Job: Give the number of lines in the data that contain "screenshot", and nothing more.

Dataset:
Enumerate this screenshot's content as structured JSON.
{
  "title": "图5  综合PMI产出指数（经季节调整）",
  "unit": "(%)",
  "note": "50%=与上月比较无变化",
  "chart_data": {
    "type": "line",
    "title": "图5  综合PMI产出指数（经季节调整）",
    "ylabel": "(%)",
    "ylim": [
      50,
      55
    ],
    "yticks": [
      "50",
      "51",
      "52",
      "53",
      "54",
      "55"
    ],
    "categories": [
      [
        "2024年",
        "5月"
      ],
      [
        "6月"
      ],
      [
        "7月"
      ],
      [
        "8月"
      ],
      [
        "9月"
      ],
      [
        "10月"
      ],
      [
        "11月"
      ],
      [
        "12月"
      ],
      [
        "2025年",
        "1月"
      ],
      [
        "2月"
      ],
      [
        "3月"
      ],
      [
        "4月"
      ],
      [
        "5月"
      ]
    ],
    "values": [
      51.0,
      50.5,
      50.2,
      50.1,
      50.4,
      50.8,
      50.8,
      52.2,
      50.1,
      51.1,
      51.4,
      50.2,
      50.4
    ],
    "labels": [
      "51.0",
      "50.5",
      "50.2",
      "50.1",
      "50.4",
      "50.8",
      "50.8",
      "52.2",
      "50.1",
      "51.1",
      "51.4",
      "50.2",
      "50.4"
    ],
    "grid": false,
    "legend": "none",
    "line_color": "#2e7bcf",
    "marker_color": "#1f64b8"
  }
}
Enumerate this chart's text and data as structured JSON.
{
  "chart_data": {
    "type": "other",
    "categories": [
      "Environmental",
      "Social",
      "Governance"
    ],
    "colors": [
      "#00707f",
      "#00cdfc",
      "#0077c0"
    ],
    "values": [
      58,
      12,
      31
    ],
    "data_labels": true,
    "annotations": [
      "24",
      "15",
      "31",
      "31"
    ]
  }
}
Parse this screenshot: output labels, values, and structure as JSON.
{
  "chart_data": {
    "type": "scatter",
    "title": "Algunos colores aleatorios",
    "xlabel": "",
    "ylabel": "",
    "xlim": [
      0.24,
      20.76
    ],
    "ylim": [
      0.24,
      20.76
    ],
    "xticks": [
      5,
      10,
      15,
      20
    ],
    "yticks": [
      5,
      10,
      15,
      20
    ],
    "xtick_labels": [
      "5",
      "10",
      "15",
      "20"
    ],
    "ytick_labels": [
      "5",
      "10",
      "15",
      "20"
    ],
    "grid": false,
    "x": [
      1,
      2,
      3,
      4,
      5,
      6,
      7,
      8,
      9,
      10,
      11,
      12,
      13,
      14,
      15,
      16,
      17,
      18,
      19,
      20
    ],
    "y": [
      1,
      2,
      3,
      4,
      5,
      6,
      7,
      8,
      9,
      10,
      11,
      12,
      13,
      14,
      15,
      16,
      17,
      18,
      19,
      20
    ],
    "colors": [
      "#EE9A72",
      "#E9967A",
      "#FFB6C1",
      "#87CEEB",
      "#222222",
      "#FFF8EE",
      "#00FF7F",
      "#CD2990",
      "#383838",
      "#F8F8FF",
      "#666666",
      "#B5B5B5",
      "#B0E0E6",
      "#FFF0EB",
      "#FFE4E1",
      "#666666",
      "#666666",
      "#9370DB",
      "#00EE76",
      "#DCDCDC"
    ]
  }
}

Final result: 2